• _Instructions to follow_:
Your task is to copy the listing exactly, with the pictures left out.

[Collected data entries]
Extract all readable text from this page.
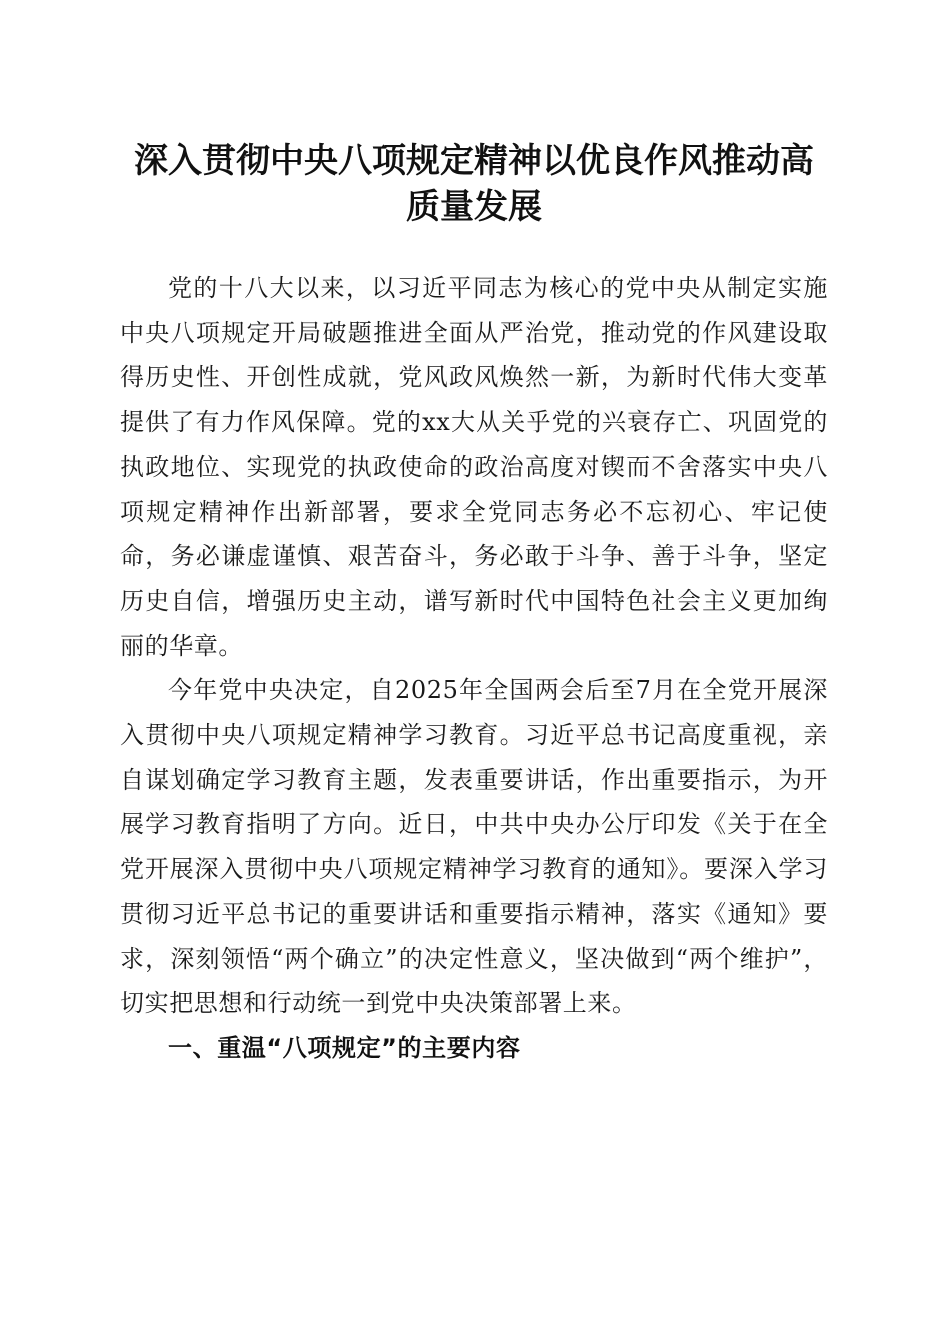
深入贯彻中央八项规定精神以优良作风推动高质量发展

党的十八大以来，以习近平同志为核心的党中央从制定实施中央八项规定开局破题推进全面从严治党，推动党的作风建设取得历史性、开创性成就，党风政风焕然一新，为新时代伟大变革提供了有力作风保障。党的xx大从关乎党的兴衰存亡、巩固党的执政地位、实现党的执政使命的政治高度对锲而不舍落实中央八项规定精神作出新部署，要求全党同志务必不忘初心、牢记使命，务必谦虚谨慎、艰苦奋斗，务必敢于斗争、善于斗争，坚定历史自信，增强历史主动，谱写新时代中国特色社会主义更加绚丽的华章。

今年党中央决定，自2025年全国两会后至7月在全党开展深入贯彻中央八项规定精神学习教育。习近平总书记高度重视，亲自谋划确定学习教育主题，发表重要讲话，作出重要指示，为开展学习教育指明了方向。近日，中共中央办公厅印发《关于在全党开展深入贯彻中央八项规定精神学习教育的通知》。要深入学习贯彻习近平总书记的重要讲话和重要指示精神，落实《通知》要求，深刻领悟“两个确立”的决定性意义，坚决做到“两个维护”，切实把思想和行动统一到党中央决策部署上来。

一、重温“八项规定”的主要内容
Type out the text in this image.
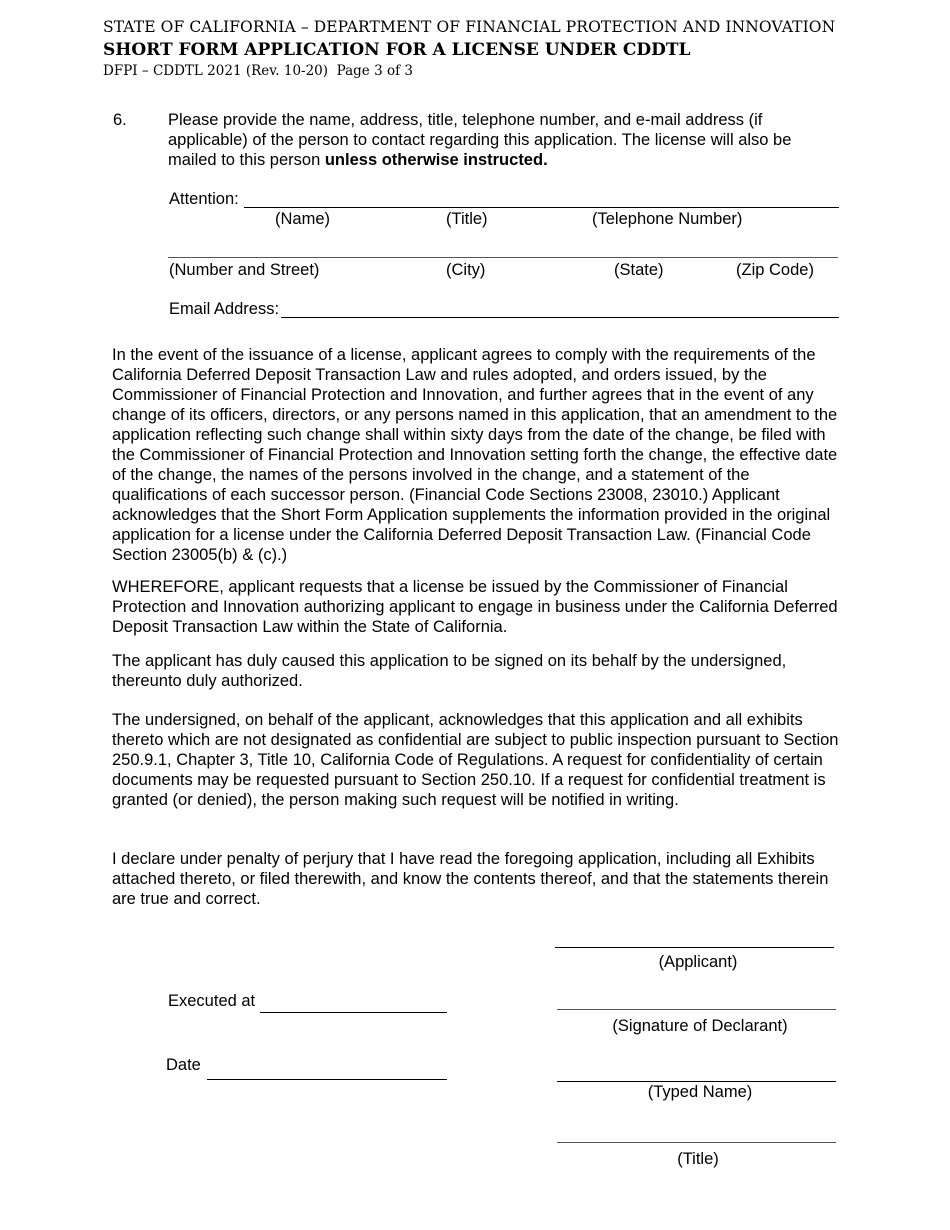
STATE OF CALIFORNIA – DEPARTMENT OF FINANCIAL PROTECTION AND INNOVATION
SHORT FORM APPLICATION FOR A LICENSE UNDER CDDTL
DFPI – CDDTL 2021 (Rev. 10-20) Page 3 of 3
6. Please provide the name, address, title, telephone number, and e-mail address (if
applicable) of the person to contact regarding this application. The license will also be
mailed to this person unless otherwise instructed.
Attention:
(Name)	(Title)	(Telephone Number)
(Number and Street)	(City)	(State)	(Zip Code)
Email Address:

In the event of the issuance of a license, applicant agrees to comply with the requirements of the California Deferred Deposit Transaction Law and rules adopted, and orders issued, by the Commissioner of Financial Protection and Innovation, and further agrees that in the event of any change of its officers, directors, or any persons named in this application, that an amendment to the application reflecting such change shall within sixty days from the date of the change, be filed with the Commissioner of Financial Protection and Innovation setting forth the change, the effective date of the change, the names of the persons involved in the change, and a statement of the qualifications of each successor person. (Financial Code Sections 23008, 23010.) Applicant acknowledges that the Short Form Application supplements the information provided in the original application for a license under the California Deferred Deposit Transaction Law. (Financial Code Section 23005(b) & (c).)

WHEREFORE, applicant requests that a license be issued by the Commissioner of Financial Protection and Innovation authorizing applicant to engage in business under the California Deferred Deposit Transaction Law within the State of California.

The applicant has duly caused this application to be signed on its behalf by the undersigned, thereunto duly authorized.

The undersigned, on behalf of the applicant, acknowledges that this application and all exhibits thereto which are not designated as confidential are subject to public inspection pursuant to Section 250.9.1, Chapter 3, Title 10, California Code of Regulations. A request for confidentiality of certain documents may be requested pursuant to Section 250.10. If a request for confidential treatment is granted (or denied), the person making such request will be notified in writing.

I declare under penalty of perjury that I have read the foregoing application, including all Exhibits attached thereto, or filed therewith, and know the contents thereof, and that the statements therein are true and correct.

(Applicant)
Executed at
(Signature of Declarant)
Date
(Typed Name)
(Title)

• _Expected output_:
Extract all readable text from this page.
深入贯彻中央八项规定精神以优良作风推动高质量发展

党的十八大以来，以习近平同志为核心的党中央从制定实施中央八项规定开局破题推进全面从严治党，推动党的作风建设取得历史性、开创性成就，党风政风焕然一新，为新时代伟大变革提供了有力作风保障。党的xx大从关乎党的兴衰存亡、巩固党的执政地位、实现党的执政使命的政治高度对锲而不舍落实中央八项规定精神作出新部署，要求全党同志务必不忘初心、牢记使命，务必谦虚谨慎、艰苦奋斗，务必敢于斗争、善于斗争，坚定历史自信，增强历史主动，谱写新时代中国特色社会主义更加绚丽的华章。

今年党中央决定，自2025年全国两会后至7月在全党开展深入贯彻中央八项规定精神学习教育。习近平总书记高度重视，亲自谋划确定学习教育主题，发表重要讲话，作出重要指示，为开展学习教育指明了方向。近日，中共中央办公厅印发《关于在全党开展深入贯彻中央八项规定精神学习教育的通知》。要深入学习贯彻习近平总书记的重要讲话和重要指示精神，落实《通知》要求，深刻领悟“两个确立”的决定性意义，坚决做到“两个维护”，切实把思想和行动统一到党中央决策部署上来。

一、重温“八项规定”的主要内容
Type out the text in this image.
STATE OF CALIFORNIA – DEPARTMENT OF FINANCIAL PROTECTION AND INNOVATION
SHORT FORM APPLICATION FOR A LICENSE UNDER CDDTL
DFPI – CDDTL 2021 (Rev. 10-20) Page 3 of 3
6. Please provide the name, address, title, telephone number, and e-mail address (if
applicable) of the person to contact regarding this application. The license will also be
mailed to this person unless otherwise instructed.
Attention:
(Name)	(Title)	(Telephone Number)
(Number and Street)	(City)	(State)	(Zip Code)
Email Address:

In the event of the issuance of a license, applicant agrees to comply with the requirements of the California Deferred Deposit Transaction Law and rules adopted, and orders issued, by the Commissioner of Financial Protection and Innovation, and further agrees that in the event of any change of its officers, directors, or any persons named in this application, that an amendment to the application reflecting such change shall within sixty days from the date of the change, be filed with the Commissioner of Financial Protection and Innovation setting forth the change, the effective date of the change, the names of the persons involved in the change, and a statement of the qualifications of each successor person. (Financial Code Sections 23008, 23010.) Applicant acknowledges that the Short Form Application supplements the information provided in the original application for a license under the California Deferred Deposit Transaction Law. (Financial Code Section 23005(b) & (c).)

WHEREFORE, applicant requests that a license be issued by the Commissioner of Financial Protection and Innovation authorizing applicant to engage in business under the California Deferred Deposit Transaction Law within the State of California.

The applicant has duly caused this application to be signed on its behalf by the undersigned, thereunto duly authorized.

The undersigned, on behalf of the applicant, acknowledges that this application and all exhibits thereto which are not designated as confidential are subject to public inspection pursuant to Section 250.9.1, Chapter 3, Title 10, California Code of Regulations. A request for confidentiality of certain documents may be requested pursuant to Section 250.10. If a request for confidential treatment is granted (or denied), the person making such request will be notified in writing.

I declare under penalty of perjury that I have read the foregoing application, including all Exhibits attached thereto, or filed therewith, and know the contents thereof, and that the statements therein are true and correct.

(Applicant)
Executed at
(Signature of Declarant)
Date
(Typed Name)
(Title)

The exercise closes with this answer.